* [TASK DESCRIPTION]: Copy every line from the records below that holds the word "flavoured".

* [SOURCE MATERIAL]:
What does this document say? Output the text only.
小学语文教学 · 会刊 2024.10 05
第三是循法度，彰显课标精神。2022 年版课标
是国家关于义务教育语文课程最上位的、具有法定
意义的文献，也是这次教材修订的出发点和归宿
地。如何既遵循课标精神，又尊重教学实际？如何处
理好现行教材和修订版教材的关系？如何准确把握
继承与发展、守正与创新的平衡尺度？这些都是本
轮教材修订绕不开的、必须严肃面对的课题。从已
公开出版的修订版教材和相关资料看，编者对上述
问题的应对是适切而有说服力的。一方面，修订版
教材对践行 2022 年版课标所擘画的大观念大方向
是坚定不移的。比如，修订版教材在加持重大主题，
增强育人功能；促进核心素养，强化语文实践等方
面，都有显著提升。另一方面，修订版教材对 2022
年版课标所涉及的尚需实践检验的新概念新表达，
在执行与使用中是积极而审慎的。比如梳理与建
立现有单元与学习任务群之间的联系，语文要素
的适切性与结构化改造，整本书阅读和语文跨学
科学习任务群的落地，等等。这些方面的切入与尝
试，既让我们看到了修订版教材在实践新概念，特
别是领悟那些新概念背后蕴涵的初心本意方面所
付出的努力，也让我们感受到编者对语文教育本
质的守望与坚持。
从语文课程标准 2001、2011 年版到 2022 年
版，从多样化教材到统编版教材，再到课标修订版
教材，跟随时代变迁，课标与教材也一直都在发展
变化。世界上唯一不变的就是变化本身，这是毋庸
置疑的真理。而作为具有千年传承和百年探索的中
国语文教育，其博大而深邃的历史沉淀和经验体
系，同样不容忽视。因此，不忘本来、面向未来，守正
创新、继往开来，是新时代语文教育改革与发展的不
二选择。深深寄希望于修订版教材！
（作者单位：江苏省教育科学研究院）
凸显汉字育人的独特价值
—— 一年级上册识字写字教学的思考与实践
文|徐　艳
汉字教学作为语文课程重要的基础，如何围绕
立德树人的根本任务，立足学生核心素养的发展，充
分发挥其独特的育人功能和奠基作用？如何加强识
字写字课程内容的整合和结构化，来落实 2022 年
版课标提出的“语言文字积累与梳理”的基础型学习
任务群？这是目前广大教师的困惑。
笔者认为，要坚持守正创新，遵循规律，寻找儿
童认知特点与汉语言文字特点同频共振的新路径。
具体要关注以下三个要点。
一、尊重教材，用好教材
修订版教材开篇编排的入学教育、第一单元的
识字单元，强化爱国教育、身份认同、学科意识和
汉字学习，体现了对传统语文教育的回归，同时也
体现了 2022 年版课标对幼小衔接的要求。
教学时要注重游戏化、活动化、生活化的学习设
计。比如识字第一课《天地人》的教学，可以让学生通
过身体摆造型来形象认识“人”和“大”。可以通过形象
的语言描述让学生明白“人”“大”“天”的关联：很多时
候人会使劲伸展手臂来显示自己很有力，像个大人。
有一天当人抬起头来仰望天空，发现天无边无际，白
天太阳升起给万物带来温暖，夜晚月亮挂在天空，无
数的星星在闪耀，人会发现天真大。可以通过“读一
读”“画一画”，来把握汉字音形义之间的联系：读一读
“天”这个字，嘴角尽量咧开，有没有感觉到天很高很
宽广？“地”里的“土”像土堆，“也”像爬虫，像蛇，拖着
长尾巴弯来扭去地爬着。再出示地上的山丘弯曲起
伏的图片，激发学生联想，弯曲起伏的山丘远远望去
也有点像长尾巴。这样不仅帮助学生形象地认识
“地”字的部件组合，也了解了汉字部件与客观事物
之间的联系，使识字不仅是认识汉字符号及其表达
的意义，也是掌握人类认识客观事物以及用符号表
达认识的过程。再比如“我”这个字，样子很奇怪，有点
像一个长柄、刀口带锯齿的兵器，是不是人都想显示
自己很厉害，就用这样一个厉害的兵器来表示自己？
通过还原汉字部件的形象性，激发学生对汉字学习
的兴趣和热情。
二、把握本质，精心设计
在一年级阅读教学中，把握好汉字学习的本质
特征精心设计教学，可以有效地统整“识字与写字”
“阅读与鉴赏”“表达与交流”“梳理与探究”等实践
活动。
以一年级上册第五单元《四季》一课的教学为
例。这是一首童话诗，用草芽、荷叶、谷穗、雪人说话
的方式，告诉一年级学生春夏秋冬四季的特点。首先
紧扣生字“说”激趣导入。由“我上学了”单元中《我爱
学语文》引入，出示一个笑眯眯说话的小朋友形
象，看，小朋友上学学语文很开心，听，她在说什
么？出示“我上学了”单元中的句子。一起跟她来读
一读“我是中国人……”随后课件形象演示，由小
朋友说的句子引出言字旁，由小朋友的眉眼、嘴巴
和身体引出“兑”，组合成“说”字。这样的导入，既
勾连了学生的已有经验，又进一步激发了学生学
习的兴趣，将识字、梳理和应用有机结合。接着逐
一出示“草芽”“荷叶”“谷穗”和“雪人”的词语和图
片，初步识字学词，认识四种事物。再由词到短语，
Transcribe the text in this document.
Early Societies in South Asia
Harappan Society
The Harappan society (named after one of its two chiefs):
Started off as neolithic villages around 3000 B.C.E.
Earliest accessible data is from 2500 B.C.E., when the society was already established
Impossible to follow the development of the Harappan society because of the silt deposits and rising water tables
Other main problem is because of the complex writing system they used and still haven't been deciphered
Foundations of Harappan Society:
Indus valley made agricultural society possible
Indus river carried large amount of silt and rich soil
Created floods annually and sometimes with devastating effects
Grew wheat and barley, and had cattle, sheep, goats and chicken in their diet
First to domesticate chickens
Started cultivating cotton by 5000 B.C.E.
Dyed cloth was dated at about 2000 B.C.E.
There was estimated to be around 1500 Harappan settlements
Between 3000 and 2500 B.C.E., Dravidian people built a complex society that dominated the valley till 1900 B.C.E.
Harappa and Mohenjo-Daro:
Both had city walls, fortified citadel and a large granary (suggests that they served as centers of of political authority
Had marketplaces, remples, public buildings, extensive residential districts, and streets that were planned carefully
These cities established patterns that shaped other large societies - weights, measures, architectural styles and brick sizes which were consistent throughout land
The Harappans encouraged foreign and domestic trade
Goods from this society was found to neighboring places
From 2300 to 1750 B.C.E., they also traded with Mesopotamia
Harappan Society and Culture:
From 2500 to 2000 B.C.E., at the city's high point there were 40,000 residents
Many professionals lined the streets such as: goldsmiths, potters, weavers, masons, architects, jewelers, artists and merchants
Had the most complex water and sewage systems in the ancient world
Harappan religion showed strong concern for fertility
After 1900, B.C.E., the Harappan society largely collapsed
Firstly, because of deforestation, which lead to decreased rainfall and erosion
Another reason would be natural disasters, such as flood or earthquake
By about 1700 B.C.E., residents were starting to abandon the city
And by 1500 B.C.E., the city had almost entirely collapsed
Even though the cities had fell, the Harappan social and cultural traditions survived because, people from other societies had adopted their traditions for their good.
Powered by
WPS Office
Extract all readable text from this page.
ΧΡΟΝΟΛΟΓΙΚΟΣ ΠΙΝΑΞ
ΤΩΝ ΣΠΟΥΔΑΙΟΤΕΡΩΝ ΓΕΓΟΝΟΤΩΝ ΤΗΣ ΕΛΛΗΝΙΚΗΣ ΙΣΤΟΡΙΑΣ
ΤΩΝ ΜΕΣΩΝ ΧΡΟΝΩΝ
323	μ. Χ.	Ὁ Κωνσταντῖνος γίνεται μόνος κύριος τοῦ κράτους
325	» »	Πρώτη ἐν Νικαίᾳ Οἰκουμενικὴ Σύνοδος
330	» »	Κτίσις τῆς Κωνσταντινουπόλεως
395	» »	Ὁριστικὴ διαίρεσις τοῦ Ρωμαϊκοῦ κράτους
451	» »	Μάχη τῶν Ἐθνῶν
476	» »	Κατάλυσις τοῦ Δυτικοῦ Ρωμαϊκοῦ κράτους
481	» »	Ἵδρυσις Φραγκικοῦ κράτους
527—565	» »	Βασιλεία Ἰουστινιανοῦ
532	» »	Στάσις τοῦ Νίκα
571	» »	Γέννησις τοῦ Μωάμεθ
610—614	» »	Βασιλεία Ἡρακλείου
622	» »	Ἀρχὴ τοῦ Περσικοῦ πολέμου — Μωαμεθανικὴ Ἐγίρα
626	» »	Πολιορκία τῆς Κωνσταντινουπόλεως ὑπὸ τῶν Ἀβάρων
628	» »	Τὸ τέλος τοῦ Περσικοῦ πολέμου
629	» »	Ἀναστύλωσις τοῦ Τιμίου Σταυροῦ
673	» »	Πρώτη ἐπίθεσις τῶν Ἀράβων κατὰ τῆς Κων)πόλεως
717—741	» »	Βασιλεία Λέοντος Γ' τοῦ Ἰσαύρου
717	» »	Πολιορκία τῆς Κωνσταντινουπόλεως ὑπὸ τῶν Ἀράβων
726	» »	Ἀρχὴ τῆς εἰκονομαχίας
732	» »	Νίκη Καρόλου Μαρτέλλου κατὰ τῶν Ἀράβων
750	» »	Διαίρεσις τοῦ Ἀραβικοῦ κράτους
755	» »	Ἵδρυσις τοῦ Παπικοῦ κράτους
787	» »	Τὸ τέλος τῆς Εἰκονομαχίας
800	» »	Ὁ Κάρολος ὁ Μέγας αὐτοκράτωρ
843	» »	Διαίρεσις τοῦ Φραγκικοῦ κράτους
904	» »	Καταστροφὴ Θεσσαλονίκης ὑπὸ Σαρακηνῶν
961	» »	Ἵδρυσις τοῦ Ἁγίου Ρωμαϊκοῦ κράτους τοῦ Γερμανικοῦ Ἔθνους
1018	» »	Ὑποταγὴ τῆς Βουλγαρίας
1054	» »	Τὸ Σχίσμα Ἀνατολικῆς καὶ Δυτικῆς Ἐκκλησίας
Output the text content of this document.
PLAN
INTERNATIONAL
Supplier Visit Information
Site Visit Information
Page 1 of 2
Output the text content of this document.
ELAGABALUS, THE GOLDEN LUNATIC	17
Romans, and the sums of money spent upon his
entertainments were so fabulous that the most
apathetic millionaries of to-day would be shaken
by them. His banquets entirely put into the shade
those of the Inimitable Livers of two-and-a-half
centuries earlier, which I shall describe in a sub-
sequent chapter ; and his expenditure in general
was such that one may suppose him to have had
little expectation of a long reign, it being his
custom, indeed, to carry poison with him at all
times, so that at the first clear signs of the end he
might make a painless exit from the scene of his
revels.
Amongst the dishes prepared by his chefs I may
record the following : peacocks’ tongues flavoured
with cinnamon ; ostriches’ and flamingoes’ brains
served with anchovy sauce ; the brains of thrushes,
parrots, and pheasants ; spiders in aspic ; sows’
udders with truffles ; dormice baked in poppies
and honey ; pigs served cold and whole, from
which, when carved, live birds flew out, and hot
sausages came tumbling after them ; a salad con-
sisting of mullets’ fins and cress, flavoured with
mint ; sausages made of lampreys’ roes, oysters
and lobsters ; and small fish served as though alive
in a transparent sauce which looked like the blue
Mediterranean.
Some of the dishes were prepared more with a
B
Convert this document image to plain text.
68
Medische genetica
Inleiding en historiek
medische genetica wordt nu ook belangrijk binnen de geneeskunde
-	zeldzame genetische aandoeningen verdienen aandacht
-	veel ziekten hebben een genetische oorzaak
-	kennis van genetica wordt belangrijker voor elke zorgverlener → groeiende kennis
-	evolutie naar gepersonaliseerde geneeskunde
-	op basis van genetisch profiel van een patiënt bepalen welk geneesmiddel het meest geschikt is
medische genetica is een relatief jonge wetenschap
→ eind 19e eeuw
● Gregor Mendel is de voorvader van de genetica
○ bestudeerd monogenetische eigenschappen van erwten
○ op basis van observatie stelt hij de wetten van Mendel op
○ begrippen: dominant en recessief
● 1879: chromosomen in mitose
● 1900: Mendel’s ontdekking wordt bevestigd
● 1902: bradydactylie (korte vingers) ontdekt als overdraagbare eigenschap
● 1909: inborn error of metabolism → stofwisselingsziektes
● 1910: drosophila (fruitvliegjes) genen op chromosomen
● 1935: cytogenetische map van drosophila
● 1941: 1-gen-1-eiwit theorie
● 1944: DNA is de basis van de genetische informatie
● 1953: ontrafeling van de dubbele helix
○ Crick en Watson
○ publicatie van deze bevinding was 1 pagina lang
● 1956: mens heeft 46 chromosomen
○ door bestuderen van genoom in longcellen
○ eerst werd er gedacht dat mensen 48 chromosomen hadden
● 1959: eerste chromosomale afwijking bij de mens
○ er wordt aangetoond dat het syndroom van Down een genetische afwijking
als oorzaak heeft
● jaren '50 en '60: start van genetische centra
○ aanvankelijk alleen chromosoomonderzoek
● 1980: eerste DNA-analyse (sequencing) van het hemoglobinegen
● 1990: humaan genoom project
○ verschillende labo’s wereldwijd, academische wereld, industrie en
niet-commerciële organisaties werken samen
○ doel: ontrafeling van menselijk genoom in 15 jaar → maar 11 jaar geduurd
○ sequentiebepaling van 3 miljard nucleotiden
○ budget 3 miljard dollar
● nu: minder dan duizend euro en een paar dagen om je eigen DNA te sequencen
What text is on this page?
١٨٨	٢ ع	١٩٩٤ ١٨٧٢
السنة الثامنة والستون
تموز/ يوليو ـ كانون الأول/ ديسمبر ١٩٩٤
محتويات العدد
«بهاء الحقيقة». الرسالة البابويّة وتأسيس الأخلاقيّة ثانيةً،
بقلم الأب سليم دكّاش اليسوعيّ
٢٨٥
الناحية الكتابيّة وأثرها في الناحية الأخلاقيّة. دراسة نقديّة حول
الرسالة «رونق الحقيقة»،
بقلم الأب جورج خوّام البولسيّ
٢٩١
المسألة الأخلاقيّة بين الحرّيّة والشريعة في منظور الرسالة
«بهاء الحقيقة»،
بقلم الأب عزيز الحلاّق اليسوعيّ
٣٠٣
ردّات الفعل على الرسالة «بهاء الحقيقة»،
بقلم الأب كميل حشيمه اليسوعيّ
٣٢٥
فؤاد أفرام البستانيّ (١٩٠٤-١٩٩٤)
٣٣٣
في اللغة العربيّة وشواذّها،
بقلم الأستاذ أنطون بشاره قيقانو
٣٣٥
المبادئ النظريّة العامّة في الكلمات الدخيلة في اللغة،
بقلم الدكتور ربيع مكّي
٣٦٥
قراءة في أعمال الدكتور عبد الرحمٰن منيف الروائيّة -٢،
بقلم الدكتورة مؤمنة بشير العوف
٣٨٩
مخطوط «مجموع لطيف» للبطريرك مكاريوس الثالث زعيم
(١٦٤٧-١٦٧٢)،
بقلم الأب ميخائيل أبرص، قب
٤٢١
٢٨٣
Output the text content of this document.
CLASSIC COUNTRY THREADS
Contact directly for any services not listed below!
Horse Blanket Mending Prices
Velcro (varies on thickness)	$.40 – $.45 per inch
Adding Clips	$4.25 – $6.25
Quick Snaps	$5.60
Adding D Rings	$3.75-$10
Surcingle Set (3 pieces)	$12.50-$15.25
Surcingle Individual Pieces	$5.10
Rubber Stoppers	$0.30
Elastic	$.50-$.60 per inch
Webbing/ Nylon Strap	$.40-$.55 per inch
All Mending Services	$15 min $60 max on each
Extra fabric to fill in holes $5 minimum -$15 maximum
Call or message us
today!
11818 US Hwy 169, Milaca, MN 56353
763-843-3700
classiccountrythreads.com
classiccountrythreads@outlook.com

* [SOLUTION FOR THIS EXERCISE]:
record the following : peacocks’ tongues flavoured
sisting of mullets’ fins and cress, flavoured with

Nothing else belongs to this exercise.